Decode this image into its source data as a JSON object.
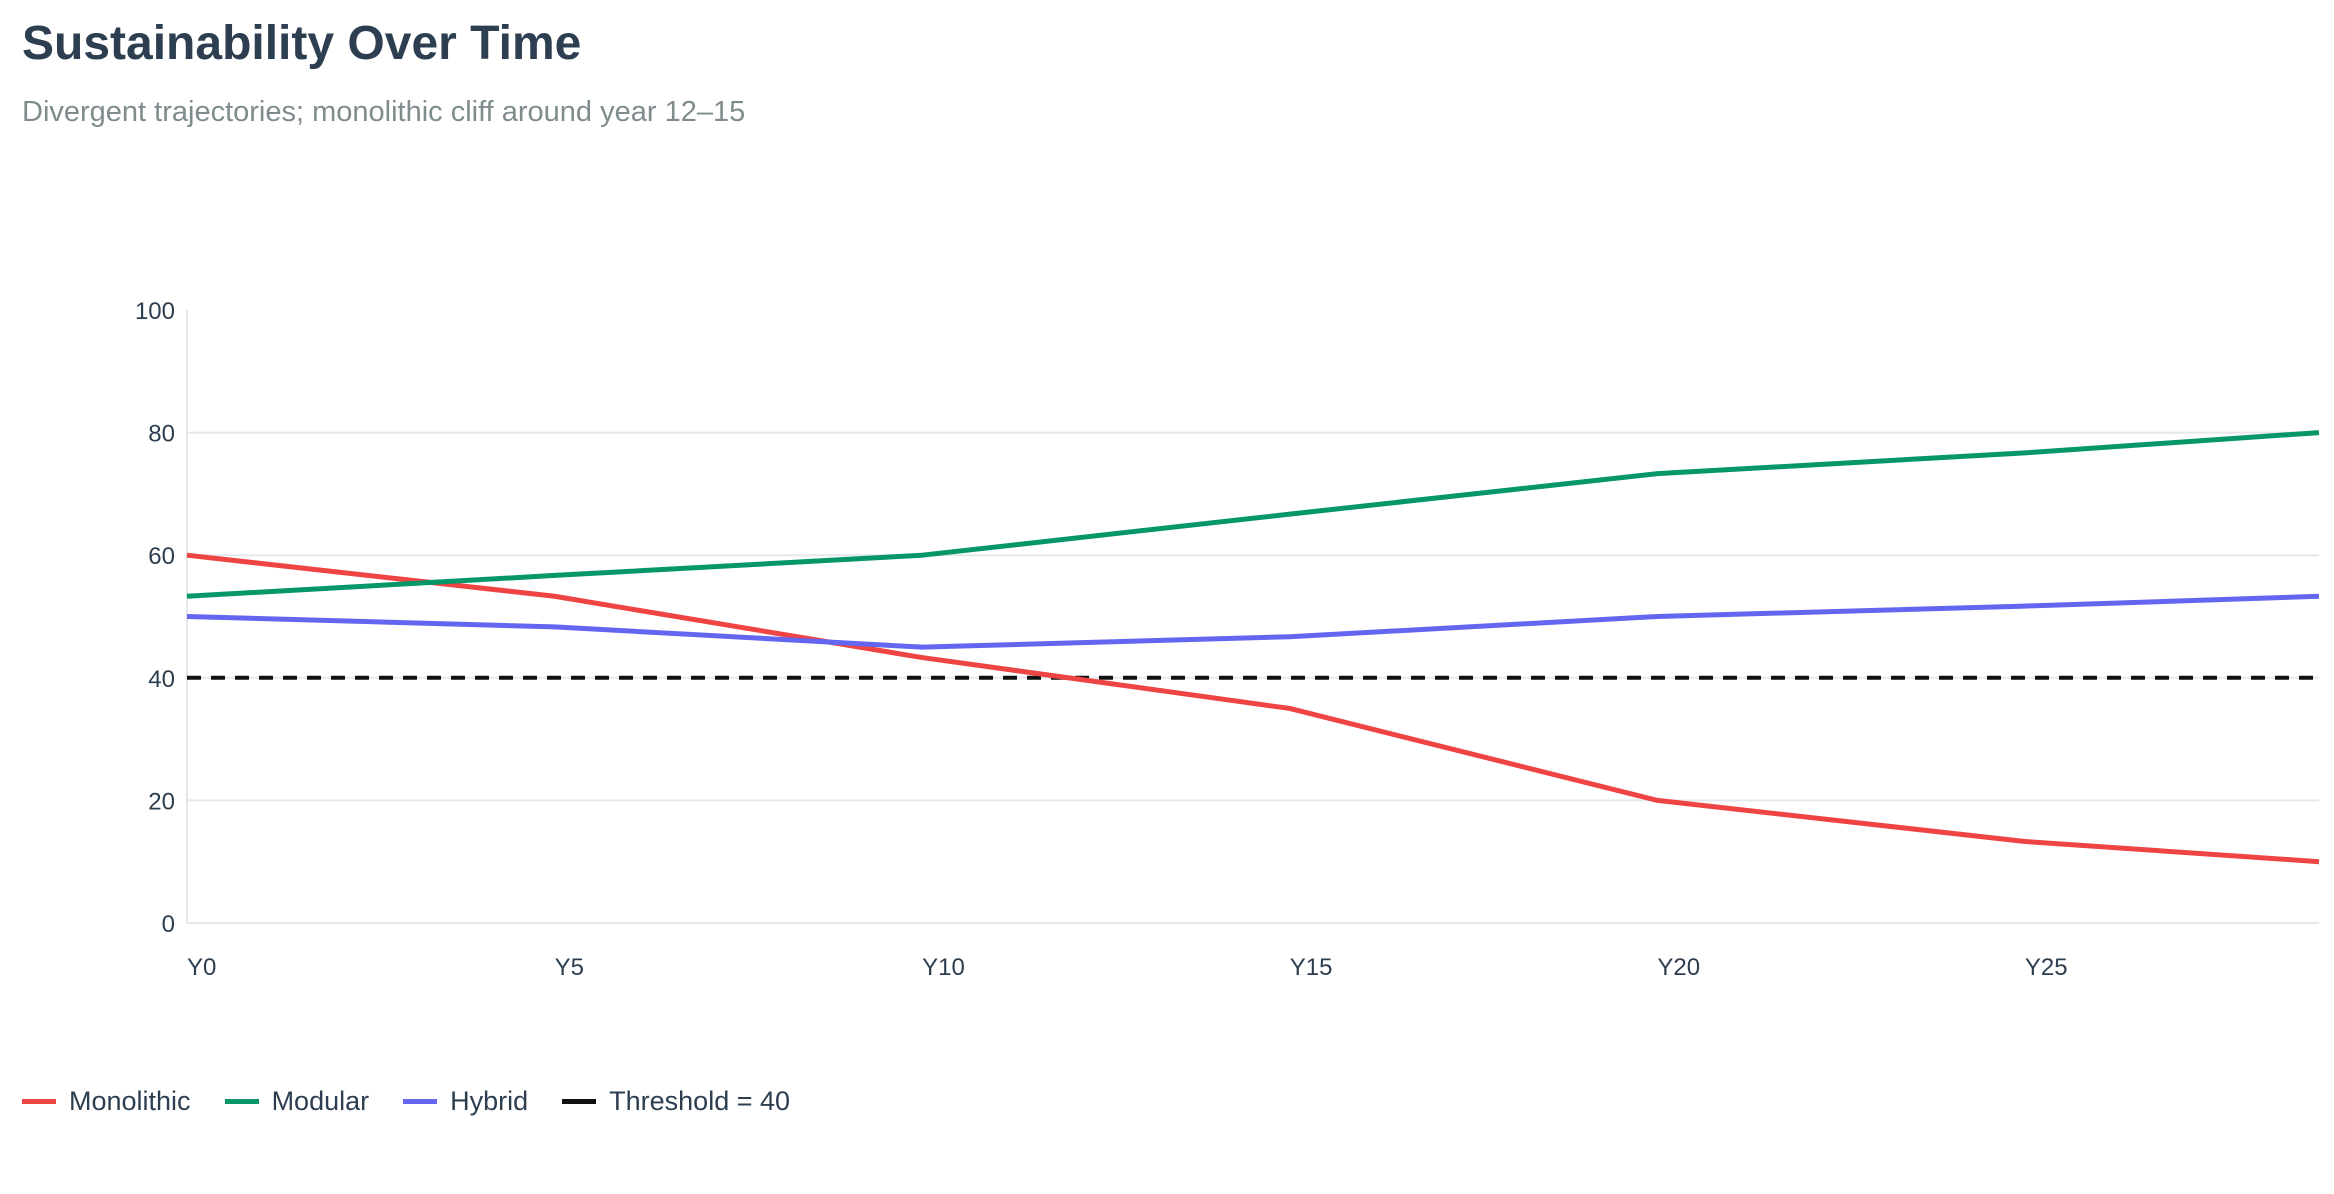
{
  "chart_data": {
    "type": "line",
    "title": "Sustainability Over Time",
    "subtitle": "Divergent trajectories; monolithic cliff around year 12–15",
    "xlabel": "",
    "ylabel": "",
    "x": [
      0,
      5,
      10,
      15,
      20,
      25,
      29
    ],
    "x_ticks": [
      0,
      5,
      10,
      15,
      20,
      25
    ],
    "x_tick_labels": [
      "Y0",
      "Y5",
      "Y10",
      "Y15",
      "Y20",
      "Y25"
    ],
    "xlim": [
      0,
      29
    ],
    "ylim": [
      0,
      100
    ],
    "y_ticks": [
      0,
      20,
      40,
      60,
      80,
      100
    ],
    "y_tick_labels": [
      "0",
      "20",
      "40",
      "60",
      "80",
      "100"
    ],
    "grid": true,
    "legend_position": "bottom-left",
    "series": [
      {
        "name": "Monolithic",
        "color": "#ef4444",
        "values": [
          60,
          53.3,
          43.3,
          35,
          20,
          13.3,
          10
        ]
      },
      {
        "name": "Modular",
        "color": "#059669",
        "values": [
          53.3,
          56.7,
          60,
          66.7,
          73.3,
          76.7,
          80
        ]
      },
      {
        "name": "Hybrid",
        "color": "#6366f1",
        "values": [
          50,
          48.3,
          45,
          46.7,
          50,
          51.7,
          53.3
        ]
      }
    ],
    "reference_lines": [
      {
        "name": "Threshold = 40",
        "value": 40,
        "color": "#111111",
        "style": "dashed"
      }
    ]
  }
}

* **GIVEN EXERCISE**:
Where a line in the entries holds "color", copy that line.

* **CORRECT RESULT**:
        "color": "#ef4444",
        "color": "#059669",
        "color": "#6366f1",
        "color": "#111111",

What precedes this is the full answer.